**TEXTE FOURNI:**
*****

Il est dans la deuxième de ses trois années de contrat au Bayern. Il a confirmé qu'il resterait l'année prochaine. Mais je pense qu'il partira ensuite de Munich pour aller en Angleterre parce que l'Angleterre fait partie de sa grande déception de joueur. Il n'a jamais pu y jouer. Il y a des sièges qui peuvent se libérer et il y a là-bas un réel respect du manager. Guardiola a choisi le Bayern pour ça. Le Bayern a pris le temps de lui assurer un certain nombre de choses. Guardiola, c'est un peu comme Bielsa. Pus qu'à l'argent, il accorde de l'importance au soutien des dirigeants, notamment dans la défaite. Et, sur ce plan-là, il y a un certain nombre de clubs en Angleterre qui ont apporté la preuve qu'ils pouvaient faire confiance à leur entraîneur, même si celui-ci n'a rien gagné pendant très longtemps (On sent ici l'allusion à peine voilée à Arsène Wenger à Arsenal, ndlr)...
Est-ce que le vrai défi pour Guardiola ne serait pas d'entraîner une équipe d'un calibre inférieur au Barça ou au Bayern ?

*****

**EXERCICES À TRAITER:**
#1 Relevez toutes les personnes désignées par leur nom dans le texte sur Guardiola.
#2 Mettez à jour le passage du texte sur Guardiola qui s'ouvre sur les mots contenant « Il est dans » et se clôt sur « à Arsenal, ndlr)... », en remplaçant « l'argent » par « le salaire ».
Les entrées ci-après n'ont aucun lien avec le texte.

**DONNÉES EXTRAITES:**
*****

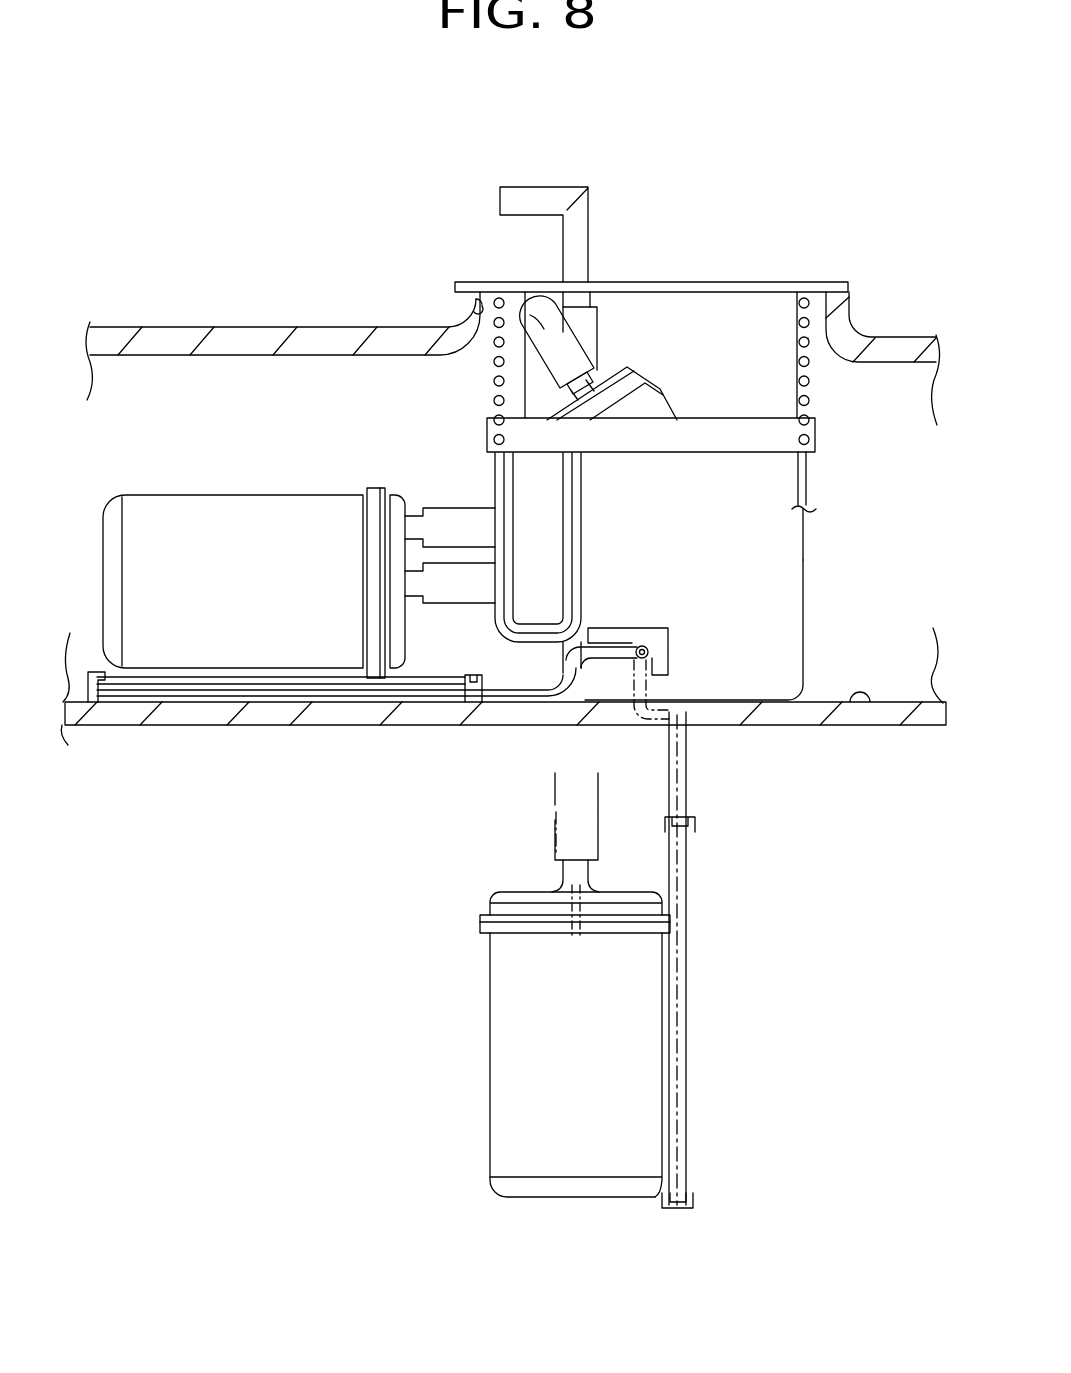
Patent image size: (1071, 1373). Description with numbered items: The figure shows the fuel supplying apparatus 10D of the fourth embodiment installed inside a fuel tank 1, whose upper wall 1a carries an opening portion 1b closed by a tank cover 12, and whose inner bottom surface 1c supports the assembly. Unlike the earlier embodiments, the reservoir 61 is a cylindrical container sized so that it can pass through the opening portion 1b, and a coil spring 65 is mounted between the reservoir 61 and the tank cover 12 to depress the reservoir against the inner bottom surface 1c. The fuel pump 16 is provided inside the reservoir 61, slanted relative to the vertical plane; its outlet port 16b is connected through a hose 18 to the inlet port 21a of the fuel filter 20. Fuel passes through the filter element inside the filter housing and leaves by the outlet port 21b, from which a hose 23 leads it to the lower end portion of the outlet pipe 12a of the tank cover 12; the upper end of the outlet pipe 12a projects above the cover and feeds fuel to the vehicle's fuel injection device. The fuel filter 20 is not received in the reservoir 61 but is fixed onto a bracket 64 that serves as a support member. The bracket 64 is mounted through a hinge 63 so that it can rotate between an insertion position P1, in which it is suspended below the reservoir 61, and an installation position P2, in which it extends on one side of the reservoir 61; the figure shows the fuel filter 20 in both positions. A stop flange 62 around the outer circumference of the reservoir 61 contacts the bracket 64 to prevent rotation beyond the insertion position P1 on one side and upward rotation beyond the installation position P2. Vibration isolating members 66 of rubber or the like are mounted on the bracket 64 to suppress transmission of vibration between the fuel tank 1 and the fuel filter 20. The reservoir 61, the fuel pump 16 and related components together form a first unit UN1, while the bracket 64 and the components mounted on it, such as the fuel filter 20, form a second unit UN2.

The fuel tank 1 is at (170, 325).
The housing upper wall 1a is at (249, 340).
The opening portion 1b is at (478, 312).
The inner bottom surface 1c is at (868, 703).
The fuel supplying apparatus 10D is at (320, 165).
The tank cover 12 is at (780, 297).
The outlet pipe 12a is at (543, 195).
The fuel pump 16 is at (657, 408).
The outlet port 16b is at (603, 333).
The hose 18 is at (538, 312).
The fuel filter 20 is at (275, 525).
The inlet port 21a is at (415, 522).
The outlet port 21b is at (412, 598).
The hose 23 is at (589, 330).
The reservoir 61 is at (778, 568).
The stop flange 62 is at (616, 629).
The hinge 63 is at (648, 645).
The bracket 64 is at (300, 691).
The coil spring 65 is at (808, 338).
The vibration isolating members 66 is at (93, 703).
The first unit UN1 is at (840, 497).
The second unit UN2 is at (201, 486).
The insertion position P1 is at (471, 1042).
The installation position P2 is at (347, 470).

*****

**RÉPONSES DÉTAILLÉES:**
#1 Guardiola, Bielsa, Arsène Wenger

#2
Il est dans la deuxième de ses trois années de contrat au Bayern. Il a confirmé qu'il resterait l'année prochaine. Mais je pense qu'il partira ensuite de Munich pour aller en Angleterre parce que l'Angleterre fait partie de sa grande déception de joueur. Il n'a jamais pu y jouer. Il y a des sièges qui peuvent se libérer et il y a là-bas un réel respect du manager. Guardiola a choisi le Bayern pour ça. Le Bayern a pris le temps de lui assurer un certain nombre de choses. Guardiola, c'est un peu comme Bielsa. Pus qu'à le salaire, il accorde de l'importance au soutien des dirigeants, notamment dans la défaite. Et, sur ce plan-là, il y a un certain nombre de clubs en Angleterre qui ont apporté la preuve qu'ils pouvaient faire confiance à leur entraîneur, même si celui-ci n'a rien gagné pendant très longtemps (On sent ici l'allusion à peine voilée à Arsène Wenger à Arsenal, ndlr)...